**SET EXERCISE:** Report how many lines of these entries hold the string "JSON"; reply with the number alone.

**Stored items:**

****************************************

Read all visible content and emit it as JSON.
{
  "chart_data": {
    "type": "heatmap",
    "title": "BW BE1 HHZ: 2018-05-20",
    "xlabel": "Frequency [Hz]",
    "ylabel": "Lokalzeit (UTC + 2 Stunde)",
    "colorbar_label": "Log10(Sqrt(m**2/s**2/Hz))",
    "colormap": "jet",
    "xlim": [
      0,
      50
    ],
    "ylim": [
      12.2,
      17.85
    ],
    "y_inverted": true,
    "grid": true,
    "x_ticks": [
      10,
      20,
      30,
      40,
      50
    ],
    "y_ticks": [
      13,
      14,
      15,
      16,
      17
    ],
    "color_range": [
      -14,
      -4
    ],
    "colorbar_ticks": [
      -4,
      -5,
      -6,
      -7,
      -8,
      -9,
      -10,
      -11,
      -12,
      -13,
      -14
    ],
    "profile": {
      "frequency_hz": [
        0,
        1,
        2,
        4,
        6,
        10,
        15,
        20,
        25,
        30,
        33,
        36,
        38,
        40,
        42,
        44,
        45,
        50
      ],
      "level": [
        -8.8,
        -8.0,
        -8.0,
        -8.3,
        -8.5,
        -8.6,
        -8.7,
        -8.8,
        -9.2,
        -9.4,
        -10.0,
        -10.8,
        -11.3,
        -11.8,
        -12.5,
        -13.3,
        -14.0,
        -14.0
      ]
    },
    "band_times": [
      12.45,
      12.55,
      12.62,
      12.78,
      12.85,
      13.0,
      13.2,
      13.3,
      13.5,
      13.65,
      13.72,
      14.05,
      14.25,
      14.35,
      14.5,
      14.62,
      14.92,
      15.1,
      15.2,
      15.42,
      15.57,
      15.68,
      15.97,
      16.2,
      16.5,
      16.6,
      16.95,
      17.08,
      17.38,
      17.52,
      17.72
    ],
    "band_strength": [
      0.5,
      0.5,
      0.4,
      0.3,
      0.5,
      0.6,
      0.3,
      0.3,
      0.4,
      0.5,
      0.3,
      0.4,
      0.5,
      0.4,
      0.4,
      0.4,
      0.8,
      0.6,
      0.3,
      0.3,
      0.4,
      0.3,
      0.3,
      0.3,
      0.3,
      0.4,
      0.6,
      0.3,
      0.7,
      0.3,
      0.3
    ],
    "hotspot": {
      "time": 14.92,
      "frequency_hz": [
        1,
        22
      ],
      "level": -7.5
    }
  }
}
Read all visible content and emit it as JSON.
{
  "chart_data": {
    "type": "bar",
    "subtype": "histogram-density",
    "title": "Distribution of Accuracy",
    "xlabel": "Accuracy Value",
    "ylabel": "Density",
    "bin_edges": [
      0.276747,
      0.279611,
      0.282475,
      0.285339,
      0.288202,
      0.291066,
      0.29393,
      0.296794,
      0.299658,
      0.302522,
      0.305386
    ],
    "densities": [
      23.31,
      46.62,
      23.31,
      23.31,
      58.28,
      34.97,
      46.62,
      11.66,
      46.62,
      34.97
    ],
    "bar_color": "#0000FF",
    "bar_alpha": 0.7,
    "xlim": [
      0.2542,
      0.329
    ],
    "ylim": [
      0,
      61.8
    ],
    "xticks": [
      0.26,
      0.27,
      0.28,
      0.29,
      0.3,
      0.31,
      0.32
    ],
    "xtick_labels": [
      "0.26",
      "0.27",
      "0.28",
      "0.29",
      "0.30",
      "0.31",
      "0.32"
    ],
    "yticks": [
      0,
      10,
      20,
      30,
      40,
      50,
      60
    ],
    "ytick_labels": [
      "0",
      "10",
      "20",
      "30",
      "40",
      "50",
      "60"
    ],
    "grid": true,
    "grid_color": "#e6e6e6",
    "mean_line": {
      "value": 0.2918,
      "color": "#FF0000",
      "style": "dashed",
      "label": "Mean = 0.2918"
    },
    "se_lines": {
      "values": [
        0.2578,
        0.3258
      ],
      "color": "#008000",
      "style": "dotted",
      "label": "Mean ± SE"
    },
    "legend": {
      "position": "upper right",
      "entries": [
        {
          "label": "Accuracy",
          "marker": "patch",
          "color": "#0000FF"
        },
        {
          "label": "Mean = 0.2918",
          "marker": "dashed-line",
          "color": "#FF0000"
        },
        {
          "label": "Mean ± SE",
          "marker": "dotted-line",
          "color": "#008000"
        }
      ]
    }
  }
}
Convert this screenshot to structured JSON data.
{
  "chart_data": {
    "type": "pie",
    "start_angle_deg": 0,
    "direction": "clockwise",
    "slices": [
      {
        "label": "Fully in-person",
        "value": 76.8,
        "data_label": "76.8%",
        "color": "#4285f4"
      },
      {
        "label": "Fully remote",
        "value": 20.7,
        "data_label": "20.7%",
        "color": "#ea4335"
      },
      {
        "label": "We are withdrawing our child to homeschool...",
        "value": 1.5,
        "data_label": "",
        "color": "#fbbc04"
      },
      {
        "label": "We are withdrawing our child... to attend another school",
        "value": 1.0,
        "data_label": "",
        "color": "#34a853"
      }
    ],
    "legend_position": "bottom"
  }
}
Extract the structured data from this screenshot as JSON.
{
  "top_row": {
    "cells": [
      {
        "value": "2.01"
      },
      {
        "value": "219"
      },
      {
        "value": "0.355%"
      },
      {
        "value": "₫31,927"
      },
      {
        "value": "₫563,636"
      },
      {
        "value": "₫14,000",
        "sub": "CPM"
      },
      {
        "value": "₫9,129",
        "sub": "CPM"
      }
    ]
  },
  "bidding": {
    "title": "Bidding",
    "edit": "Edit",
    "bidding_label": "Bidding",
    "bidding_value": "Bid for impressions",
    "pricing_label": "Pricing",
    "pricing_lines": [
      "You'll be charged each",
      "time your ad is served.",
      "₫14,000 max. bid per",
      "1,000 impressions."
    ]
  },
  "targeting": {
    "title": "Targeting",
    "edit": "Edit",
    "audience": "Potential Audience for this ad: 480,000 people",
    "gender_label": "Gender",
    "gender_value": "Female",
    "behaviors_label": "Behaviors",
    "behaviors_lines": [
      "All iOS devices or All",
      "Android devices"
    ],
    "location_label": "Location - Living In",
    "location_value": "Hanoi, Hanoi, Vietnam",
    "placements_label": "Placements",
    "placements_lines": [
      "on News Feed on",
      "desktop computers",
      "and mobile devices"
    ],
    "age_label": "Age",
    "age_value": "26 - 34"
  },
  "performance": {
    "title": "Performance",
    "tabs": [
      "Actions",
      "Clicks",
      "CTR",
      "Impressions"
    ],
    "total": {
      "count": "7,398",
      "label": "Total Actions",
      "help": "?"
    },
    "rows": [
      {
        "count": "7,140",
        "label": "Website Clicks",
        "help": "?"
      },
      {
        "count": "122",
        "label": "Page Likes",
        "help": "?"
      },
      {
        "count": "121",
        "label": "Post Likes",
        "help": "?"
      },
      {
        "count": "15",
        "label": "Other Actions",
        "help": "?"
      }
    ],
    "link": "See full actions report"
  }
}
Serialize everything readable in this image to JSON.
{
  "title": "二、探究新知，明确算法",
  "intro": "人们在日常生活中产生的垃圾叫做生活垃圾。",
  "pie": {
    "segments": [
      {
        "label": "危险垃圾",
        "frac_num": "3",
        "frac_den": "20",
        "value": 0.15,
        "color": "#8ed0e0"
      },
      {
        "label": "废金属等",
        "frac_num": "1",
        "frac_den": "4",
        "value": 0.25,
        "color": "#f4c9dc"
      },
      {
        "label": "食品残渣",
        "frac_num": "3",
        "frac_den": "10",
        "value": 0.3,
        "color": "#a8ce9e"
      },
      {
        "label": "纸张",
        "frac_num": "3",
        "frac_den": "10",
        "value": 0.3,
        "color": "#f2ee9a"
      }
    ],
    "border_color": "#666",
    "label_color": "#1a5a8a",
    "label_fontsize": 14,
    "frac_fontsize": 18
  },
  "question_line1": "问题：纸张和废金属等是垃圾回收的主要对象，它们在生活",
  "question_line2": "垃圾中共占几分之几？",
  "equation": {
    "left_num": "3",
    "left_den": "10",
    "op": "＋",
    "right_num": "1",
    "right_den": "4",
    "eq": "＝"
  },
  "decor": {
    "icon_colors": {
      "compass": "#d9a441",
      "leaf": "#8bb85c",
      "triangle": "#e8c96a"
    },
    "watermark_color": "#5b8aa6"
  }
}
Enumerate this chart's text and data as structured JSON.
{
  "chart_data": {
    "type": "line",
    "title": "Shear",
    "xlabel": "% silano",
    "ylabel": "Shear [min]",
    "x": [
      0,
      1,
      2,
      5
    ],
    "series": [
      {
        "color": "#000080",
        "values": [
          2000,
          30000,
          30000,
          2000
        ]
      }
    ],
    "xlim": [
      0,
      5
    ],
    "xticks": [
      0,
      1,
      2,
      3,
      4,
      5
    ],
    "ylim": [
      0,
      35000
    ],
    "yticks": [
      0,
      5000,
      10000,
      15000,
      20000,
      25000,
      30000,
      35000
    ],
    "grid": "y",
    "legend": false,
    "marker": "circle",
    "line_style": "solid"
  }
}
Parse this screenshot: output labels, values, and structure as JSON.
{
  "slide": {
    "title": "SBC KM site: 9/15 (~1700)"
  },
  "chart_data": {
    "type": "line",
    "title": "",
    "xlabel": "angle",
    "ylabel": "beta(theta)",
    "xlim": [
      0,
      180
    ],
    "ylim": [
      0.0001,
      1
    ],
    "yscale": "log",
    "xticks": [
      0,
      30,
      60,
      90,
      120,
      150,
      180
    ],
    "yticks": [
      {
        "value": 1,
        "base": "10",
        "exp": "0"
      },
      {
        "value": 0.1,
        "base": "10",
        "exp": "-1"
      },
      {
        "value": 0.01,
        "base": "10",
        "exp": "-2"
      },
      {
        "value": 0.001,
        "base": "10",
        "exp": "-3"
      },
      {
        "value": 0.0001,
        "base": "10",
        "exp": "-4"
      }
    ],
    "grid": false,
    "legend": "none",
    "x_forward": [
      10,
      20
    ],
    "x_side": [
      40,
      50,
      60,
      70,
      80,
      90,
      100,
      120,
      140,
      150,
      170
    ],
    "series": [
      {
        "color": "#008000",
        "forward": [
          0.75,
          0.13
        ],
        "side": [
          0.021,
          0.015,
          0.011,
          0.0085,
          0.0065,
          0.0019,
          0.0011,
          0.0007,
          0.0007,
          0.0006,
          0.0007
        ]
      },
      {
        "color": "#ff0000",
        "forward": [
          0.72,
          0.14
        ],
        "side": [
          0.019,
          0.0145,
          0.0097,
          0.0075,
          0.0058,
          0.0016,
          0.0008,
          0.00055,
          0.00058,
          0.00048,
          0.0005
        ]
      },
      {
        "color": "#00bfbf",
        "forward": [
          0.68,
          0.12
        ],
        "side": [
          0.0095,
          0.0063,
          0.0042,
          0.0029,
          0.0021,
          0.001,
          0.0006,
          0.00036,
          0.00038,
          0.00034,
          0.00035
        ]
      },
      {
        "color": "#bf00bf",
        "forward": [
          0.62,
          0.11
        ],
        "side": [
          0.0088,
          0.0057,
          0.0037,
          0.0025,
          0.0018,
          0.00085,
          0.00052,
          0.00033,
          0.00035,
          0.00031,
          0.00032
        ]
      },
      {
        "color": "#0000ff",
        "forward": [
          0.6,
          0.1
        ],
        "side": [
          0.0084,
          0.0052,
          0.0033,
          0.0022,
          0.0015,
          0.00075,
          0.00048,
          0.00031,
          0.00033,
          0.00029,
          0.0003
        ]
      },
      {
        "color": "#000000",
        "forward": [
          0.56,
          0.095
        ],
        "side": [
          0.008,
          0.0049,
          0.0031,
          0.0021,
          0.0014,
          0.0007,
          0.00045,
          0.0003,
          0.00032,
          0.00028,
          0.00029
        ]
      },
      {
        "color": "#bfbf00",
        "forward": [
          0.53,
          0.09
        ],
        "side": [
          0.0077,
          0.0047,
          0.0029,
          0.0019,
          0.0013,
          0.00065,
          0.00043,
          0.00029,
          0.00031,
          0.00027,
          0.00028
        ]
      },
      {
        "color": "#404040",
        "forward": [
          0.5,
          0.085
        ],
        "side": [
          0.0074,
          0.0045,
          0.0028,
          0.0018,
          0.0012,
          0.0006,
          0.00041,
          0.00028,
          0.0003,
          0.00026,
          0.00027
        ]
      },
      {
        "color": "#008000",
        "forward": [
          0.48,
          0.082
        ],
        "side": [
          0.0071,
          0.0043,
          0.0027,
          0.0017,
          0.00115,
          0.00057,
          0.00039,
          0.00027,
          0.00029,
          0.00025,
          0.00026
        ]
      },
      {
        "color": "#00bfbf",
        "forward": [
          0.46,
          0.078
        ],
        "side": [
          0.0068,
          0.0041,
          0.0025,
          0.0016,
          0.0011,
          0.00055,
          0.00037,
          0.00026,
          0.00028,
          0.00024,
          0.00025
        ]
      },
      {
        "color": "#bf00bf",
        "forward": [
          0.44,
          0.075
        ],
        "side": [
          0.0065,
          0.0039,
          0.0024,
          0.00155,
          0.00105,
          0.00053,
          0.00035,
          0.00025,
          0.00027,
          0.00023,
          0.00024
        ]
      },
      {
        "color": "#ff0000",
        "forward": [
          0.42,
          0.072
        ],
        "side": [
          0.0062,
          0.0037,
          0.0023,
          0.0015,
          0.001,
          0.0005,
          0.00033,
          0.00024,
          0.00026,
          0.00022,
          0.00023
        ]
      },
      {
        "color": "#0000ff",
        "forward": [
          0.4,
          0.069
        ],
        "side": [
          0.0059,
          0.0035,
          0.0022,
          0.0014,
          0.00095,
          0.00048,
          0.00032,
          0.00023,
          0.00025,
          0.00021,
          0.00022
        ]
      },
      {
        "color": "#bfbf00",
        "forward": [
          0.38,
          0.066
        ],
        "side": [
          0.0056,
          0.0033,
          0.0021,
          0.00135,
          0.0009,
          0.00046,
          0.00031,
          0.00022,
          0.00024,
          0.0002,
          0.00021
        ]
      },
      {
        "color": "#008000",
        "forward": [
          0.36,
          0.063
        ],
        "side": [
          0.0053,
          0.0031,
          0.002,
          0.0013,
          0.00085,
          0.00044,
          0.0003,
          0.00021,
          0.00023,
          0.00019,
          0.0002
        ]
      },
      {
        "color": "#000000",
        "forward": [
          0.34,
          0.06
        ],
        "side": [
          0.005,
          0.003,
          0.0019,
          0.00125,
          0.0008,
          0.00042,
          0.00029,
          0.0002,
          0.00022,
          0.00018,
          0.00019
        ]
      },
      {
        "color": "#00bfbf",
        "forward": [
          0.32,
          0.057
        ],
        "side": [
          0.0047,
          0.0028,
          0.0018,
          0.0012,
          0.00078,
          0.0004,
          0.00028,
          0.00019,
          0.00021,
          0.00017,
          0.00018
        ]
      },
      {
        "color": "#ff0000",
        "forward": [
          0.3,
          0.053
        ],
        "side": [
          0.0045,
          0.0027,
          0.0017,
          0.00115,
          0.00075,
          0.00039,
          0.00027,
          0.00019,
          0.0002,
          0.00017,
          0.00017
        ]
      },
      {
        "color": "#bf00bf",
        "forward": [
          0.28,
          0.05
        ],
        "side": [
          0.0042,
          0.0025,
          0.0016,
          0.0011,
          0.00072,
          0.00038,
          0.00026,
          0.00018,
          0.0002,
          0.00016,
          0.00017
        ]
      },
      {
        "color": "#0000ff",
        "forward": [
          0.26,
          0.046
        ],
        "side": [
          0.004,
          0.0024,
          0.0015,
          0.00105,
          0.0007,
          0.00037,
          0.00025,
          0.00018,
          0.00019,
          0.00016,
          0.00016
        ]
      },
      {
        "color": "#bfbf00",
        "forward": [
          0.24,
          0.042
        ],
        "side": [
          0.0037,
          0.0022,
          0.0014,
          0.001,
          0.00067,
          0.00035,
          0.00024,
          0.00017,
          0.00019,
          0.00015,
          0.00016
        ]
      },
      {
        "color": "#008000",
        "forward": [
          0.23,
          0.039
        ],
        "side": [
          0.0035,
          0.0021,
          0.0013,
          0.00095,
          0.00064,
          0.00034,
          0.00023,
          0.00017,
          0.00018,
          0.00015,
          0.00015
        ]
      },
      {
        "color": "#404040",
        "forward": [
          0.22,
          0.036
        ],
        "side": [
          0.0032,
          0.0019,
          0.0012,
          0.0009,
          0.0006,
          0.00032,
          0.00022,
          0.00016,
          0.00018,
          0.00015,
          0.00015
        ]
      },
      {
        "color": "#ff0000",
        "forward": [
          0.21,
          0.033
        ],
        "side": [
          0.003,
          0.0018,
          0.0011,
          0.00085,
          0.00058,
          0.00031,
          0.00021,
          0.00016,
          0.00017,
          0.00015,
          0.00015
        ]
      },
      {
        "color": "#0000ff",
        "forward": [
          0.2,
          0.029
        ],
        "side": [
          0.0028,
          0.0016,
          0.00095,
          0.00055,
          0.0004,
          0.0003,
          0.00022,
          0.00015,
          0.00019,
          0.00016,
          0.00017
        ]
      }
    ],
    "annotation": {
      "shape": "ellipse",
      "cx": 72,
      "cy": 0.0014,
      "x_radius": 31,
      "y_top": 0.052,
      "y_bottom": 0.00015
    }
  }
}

****************************************

**ANSWER TO THIS PROBLEM:** 7